REQUIREMENT:
Make a tally of the lines in the records that include the string "virtus", and give only that number.

RECORDS SHOWN:

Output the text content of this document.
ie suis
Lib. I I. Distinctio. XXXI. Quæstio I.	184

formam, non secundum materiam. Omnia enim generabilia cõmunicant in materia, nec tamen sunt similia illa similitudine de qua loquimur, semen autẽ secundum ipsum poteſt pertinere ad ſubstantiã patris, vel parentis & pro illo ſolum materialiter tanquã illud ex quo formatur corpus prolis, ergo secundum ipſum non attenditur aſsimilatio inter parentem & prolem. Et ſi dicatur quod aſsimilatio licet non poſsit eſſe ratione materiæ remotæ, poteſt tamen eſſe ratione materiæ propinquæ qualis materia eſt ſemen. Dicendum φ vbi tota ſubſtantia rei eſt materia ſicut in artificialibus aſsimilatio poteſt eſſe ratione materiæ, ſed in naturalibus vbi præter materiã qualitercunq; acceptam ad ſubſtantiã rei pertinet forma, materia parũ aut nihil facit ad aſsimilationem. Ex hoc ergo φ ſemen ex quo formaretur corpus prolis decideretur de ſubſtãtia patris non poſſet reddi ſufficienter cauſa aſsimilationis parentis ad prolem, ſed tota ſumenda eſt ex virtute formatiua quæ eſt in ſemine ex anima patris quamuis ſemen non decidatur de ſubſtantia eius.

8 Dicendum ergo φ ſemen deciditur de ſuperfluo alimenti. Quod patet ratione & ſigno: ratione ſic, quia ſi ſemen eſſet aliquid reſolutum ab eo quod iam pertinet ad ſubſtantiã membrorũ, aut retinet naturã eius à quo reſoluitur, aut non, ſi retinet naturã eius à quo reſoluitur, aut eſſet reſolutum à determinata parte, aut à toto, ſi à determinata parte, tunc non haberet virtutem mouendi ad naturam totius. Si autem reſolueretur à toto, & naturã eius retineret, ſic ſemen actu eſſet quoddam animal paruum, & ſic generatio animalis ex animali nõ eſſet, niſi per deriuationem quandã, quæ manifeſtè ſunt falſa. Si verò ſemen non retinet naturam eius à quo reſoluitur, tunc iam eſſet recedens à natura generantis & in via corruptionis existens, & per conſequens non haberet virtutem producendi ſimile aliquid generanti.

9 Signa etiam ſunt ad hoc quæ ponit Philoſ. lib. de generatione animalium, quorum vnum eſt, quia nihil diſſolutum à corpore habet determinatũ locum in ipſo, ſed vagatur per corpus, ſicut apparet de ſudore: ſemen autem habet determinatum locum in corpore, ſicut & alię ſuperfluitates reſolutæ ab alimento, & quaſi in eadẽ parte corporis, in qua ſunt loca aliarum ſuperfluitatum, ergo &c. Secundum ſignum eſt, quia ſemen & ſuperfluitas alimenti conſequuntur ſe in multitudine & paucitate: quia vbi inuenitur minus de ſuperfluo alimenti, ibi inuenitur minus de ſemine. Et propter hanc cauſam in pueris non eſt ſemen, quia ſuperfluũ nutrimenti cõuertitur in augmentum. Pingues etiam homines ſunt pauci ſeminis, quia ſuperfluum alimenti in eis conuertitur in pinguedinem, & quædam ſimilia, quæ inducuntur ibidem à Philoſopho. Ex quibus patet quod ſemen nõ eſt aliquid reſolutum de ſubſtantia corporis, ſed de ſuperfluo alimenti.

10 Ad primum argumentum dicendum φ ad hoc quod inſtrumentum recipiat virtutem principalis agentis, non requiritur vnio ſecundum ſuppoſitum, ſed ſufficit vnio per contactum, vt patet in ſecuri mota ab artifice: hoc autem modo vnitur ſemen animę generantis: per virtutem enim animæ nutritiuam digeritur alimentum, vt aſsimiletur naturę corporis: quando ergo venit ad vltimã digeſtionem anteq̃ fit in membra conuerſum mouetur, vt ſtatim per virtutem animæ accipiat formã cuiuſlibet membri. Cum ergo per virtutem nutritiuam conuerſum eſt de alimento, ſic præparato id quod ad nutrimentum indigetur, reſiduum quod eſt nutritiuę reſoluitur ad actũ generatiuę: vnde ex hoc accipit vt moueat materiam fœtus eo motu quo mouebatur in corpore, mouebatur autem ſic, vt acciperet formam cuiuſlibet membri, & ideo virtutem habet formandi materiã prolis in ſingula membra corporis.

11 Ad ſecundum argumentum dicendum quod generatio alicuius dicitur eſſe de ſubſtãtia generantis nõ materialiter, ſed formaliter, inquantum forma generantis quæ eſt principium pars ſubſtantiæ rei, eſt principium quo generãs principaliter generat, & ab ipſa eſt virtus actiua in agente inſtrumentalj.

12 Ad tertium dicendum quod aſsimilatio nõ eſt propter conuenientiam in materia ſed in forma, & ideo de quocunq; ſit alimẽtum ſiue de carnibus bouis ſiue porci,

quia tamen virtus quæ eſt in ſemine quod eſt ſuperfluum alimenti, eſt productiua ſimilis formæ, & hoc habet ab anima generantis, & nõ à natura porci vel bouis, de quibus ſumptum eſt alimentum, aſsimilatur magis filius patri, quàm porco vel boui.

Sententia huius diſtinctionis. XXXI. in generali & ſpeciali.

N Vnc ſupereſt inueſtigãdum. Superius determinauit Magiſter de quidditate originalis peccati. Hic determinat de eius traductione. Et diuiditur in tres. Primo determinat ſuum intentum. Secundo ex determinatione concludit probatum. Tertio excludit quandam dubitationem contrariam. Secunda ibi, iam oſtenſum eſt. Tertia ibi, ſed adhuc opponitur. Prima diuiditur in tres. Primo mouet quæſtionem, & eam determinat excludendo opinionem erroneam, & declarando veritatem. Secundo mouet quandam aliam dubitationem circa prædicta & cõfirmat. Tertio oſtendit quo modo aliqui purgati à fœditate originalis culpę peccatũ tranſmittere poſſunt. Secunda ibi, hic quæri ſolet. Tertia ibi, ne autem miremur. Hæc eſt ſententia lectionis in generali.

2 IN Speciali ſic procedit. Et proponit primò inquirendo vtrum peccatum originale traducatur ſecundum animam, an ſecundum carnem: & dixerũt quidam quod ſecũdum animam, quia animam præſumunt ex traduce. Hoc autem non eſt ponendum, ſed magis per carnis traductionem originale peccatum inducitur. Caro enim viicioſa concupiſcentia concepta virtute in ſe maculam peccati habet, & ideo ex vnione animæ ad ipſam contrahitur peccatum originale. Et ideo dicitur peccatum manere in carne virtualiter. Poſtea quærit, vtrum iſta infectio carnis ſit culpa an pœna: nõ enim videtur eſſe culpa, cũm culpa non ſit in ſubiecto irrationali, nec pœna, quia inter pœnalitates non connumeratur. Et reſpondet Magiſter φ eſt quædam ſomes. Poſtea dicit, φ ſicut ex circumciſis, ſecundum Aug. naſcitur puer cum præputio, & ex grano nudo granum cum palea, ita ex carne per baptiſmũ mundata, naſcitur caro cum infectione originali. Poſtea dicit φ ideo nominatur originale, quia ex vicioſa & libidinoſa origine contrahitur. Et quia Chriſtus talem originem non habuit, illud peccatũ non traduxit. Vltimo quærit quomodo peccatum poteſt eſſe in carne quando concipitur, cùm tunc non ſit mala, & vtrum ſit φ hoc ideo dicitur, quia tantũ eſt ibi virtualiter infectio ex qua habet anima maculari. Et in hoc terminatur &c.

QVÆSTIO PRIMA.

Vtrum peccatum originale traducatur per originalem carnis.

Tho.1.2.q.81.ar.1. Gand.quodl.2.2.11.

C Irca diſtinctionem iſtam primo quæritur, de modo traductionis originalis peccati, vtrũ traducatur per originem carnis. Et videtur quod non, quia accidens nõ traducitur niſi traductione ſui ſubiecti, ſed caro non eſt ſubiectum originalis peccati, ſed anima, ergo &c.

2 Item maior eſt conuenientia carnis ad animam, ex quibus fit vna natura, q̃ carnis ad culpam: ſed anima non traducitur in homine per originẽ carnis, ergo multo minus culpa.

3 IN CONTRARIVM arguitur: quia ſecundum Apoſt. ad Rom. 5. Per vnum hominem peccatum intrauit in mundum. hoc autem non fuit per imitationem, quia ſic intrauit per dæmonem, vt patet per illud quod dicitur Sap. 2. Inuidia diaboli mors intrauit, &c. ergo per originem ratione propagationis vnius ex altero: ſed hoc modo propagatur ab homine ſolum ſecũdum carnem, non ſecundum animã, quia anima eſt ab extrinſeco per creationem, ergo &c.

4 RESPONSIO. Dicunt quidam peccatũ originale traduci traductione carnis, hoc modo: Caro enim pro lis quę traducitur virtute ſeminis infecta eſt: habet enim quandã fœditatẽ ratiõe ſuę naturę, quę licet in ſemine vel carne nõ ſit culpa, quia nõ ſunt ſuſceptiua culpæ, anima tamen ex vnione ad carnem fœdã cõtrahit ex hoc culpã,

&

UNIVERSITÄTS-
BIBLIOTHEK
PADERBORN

TASK RESPONSE:
2